Items from a dataset =>
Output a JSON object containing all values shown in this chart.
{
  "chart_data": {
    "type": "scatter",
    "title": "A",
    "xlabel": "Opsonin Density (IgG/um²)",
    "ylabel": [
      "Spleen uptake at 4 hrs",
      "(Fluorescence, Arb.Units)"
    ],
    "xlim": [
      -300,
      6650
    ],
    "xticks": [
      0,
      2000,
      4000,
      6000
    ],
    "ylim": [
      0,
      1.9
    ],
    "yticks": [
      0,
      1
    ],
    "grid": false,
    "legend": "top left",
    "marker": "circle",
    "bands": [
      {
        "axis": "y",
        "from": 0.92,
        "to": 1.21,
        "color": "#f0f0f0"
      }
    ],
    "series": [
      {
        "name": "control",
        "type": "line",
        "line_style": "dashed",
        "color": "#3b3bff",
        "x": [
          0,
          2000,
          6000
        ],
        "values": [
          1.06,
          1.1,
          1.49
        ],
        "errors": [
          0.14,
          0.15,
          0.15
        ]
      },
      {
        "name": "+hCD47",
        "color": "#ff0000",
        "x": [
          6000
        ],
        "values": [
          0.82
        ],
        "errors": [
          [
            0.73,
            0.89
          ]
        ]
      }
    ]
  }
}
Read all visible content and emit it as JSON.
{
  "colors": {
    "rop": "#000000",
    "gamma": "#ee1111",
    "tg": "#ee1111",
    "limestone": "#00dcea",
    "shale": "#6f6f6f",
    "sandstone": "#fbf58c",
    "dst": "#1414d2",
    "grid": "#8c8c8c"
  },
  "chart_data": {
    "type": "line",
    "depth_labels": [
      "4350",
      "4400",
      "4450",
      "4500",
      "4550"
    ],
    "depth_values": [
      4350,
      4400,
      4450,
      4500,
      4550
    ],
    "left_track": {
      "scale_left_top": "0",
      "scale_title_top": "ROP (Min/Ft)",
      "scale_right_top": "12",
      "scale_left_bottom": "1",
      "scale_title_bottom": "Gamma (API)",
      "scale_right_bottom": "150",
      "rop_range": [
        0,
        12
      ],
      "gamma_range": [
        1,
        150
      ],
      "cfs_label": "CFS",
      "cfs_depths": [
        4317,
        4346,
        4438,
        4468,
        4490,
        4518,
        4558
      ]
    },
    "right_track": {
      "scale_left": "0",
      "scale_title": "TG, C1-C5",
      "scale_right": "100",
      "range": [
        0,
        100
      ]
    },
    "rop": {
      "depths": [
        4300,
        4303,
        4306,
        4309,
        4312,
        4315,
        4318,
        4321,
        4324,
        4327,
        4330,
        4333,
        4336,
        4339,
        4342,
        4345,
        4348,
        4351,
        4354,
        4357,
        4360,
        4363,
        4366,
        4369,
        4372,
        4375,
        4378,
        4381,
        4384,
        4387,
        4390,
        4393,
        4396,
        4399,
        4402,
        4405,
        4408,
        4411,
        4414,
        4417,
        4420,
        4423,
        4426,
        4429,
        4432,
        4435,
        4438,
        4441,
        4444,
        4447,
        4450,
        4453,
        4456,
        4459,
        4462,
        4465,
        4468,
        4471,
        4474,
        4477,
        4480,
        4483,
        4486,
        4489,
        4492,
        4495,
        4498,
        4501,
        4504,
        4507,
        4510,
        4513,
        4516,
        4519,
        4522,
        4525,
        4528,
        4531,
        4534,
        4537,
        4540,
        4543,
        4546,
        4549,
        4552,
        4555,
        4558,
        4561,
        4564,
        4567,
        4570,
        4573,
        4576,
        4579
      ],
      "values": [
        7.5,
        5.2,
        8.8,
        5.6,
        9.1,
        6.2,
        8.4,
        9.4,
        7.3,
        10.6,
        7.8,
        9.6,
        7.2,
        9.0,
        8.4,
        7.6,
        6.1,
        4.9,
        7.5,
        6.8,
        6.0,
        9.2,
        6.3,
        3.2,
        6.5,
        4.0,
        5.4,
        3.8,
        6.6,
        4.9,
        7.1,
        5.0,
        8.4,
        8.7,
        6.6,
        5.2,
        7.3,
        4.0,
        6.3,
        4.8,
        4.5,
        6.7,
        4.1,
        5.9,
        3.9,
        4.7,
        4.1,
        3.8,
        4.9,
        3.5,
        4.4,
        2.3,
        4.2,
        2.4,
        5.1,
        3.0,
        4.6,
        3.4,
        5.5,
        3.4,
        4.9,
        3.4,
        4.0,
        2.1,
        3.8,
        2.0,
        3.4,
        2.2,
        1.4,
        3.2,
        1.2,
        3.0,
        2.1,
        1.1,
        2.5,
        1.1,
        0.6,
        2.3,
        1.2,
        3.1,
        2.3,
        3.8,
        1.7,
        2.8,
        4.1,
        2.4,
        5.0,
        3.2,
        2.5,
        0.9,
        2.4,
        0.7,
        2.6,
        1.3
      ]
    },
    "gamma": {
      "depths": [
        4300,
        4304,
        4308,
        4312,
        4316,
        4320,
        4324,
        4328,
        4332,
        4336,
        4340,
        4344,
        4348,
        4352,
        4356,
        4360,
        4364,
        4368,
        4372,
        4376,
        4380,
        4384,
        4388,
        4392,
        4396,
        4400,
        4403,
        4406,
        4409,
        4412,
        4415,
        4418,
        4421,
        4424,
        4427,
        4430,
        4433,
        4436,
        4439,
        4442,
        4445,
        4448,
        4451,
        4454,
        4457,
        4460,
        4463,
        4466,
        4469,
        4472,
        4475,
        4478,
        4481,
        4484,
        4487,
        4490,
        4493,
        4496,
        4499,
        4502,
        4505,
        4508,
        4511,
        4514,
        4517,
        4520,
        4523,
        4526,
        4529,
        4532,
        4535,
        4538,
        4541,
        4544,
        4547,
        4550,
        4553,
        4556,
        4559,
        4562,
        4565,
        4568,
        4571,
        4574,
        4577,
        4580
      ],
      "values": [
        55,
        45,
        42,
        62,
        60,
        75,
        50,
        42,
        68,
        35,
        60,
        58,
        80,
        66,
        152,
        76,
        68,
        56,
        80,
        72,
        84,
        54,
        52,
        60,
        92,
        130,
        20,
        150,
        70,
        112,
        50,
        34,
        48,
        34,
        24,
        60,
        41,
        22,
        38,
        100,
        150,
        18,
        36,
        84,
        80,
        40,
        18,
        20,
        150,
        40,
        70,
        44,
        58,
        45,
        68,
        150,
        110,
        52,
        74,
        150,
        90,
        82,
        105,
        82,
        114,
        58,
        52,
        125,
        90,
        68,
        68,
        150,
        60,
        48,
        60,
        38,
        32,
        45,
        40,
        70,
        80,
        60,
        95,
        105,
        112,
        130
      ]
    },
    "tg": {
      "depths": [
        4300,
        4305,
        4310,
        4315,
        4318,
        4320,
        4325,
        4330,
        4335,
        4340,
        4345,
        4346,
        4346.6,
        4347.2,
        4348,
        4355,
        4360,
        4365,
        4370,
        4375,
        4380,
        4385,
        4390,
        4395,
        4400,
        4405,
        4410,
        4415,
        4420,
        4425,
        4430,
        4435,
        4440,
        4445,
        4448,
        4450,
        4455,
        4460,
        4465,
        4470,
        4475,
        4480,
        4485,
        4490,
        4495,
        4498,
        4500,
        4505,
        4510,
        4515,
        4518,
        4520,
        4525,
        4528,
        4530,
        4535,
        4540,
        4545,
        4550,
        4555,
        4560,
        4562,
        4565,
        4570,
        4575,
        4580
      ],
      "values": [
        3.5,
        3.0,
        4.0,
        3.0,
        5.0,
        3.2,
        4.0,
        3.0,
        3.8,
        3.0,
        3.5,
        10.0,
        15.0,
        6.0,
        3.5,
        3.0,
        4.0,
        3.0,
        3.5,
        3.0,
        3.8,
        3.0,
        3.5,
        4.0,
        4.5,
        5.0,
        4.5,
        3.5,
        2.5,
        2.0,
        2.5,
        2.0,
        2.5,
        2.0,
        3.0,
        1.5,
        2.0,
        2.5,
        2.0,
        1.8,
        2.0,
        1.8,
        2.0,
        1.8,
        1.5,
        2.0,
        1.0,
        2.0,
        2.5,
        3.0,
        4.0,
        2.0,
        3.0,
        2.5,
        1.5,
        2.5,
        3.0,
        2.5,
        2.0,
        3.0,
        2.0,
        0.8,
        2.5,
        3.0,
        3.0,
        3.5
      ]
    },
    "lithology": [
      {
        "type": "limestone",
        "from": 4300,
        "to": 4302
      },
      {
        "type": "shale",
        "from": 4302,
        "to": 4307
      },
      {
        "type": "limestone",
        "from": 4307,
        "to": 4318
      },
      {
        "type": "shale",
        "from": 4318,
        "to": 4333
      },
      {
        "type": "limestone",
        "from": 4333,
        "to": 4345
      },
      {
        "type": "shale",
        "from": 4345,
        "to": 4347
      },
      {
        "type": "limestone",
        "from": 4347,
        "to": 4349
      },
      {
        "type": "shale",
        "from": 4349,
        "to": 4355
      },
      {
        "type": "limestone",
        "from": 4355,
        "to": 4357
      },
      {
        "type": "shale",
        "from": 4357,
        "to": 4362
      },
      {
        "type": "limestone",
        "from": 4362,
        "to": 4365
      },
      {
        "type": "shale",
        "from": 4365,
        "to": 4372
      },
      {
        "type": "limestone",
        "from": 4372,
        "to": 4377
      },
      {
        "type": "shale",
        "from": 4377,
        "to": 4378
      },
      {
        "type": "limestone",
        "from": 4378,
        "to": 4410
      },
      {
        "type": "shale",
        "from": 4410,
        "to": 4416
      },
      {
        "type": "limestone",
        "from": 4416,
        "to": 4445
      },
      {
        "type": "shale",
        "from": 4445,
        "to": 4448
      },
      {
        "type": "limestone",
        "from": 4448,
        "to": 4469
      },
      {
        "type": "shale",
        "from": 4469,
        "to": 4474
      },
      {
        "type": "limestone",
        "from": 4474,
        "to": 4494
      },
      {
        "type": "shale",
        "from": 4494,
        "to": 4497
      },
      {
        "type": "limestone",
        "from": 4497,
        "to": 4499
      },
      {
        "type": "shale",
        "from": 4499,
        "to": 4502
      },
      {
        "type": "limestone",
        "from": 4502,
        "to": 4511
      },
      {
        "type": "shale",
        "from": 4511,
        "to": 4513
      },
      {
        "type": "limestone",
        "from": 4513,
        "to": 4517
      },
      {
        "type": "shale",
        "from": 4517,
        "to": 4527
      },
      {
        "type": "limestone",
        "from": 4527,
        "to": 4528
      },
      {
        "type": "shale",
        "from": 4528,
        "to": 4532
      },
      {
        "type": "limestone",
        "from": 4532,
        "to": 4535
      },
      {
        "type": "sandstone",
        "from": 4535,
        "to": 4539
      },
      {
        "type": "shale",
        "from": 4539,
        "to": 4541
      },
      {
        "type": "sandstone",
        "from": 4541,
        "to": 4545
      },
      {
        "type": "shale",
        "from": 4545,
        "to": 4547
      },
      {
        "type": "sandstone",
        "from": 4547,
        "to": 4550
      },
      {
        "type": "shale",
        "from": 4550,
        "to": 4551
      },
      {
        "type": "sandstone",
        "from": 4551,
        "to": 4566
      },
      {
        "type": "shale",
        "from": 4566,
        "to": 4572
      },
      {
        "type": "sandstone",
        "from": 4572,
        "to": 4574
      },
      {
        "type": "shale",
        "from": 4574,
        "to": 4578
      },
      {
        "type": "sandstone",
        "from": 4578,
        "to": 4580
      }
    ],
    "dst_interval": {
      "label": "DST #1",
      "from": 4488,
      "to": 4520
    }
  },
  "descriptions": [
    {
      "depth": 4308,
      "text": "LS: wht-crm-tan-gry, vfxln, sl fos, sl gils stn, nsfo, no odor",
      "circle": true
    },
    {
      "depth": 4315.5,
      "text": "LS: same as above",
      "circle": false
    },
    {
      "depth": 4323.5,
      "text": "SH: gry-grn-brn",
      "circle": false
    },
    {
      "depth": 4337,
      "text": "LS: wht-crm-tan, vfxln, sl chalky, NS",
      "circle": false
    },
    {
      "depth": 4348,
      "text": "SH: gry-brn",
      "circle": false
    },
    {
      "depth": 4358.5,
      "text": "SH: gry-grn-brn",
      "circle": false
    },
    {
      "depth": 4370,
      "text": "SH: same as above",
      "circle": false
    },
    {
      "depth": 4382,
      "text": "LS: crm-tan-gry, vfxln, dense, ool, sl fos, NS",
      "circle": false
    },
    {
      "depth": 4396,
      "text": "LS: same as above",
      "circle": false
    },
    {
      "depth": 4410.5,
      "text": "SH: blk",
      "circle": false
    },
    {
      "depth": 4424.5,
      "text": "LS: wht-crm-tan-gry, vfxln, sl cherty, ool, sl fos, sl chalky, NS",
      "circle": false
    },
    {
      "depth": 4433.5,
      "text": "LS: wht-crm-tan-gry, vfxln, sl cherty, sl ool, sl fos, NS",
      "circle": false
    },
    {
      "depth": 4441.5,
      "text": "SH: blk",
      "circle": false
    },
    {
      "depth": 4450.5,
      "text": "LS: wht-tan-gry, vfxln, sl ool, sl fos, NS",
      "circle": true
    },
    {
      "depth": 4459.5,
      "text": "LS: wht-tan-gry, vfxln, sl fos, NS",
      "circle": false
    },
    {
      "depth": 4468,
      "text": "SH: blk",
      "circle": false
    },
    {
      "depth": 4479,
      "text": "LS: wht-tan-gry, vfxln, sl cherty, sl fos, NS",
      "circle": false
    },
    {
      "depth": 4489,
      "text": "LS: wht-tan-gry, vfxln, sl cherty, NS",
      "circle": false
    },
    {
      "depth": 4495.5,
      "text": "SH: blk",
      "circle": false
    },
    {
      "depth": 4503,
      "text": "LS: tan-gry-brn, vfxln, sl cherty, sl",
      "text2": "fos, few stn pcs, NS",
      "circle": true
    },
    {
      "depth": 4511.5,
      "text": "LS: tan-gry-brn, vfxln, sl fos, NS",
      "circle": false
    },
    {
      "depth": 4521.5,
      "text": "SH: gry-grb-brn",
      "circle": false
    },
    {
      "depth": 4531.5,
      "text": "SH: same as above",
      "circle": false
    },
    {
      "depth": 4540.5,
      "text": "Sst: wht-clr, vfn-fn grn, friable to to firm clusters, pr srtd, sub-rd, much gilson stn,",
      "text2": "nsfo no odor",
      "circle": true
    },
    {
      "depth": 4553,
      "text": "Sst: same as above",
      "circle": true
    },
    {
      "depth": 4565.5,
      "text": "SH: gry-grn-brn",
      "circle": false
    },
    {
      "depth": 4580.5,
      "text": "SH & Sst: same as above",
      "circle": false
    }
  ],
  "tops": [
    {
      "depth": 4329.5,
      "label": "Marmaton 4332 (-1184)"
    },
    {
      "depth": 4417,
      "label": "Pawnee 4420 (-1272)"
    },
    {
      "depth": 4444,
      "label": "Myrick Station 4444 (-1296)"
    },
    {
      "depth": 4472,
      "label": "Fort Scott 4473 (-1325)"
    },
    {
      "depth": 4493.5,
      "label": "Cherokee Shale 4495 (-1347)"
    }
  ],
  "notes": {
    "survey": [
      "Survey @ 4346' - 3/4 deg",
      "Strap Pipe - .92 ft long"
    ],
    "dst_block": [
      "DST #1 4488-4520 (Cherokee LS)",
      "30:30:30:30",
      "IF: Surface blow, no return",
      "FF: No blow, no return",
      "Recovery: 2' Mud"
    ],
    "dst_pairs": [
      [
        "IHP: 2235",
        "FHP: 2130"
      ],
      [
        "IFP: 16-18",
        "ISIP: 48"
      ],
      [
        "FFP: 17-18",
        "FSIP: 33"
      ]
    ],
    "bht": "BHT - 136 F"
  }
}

WHAT IS NEEDED => Within the data above, pick out all lines holding the word "blow".

ANSWER TO THIS TASK =>
      "IF: Surface blow, no return",
      "FF: No blow, no return",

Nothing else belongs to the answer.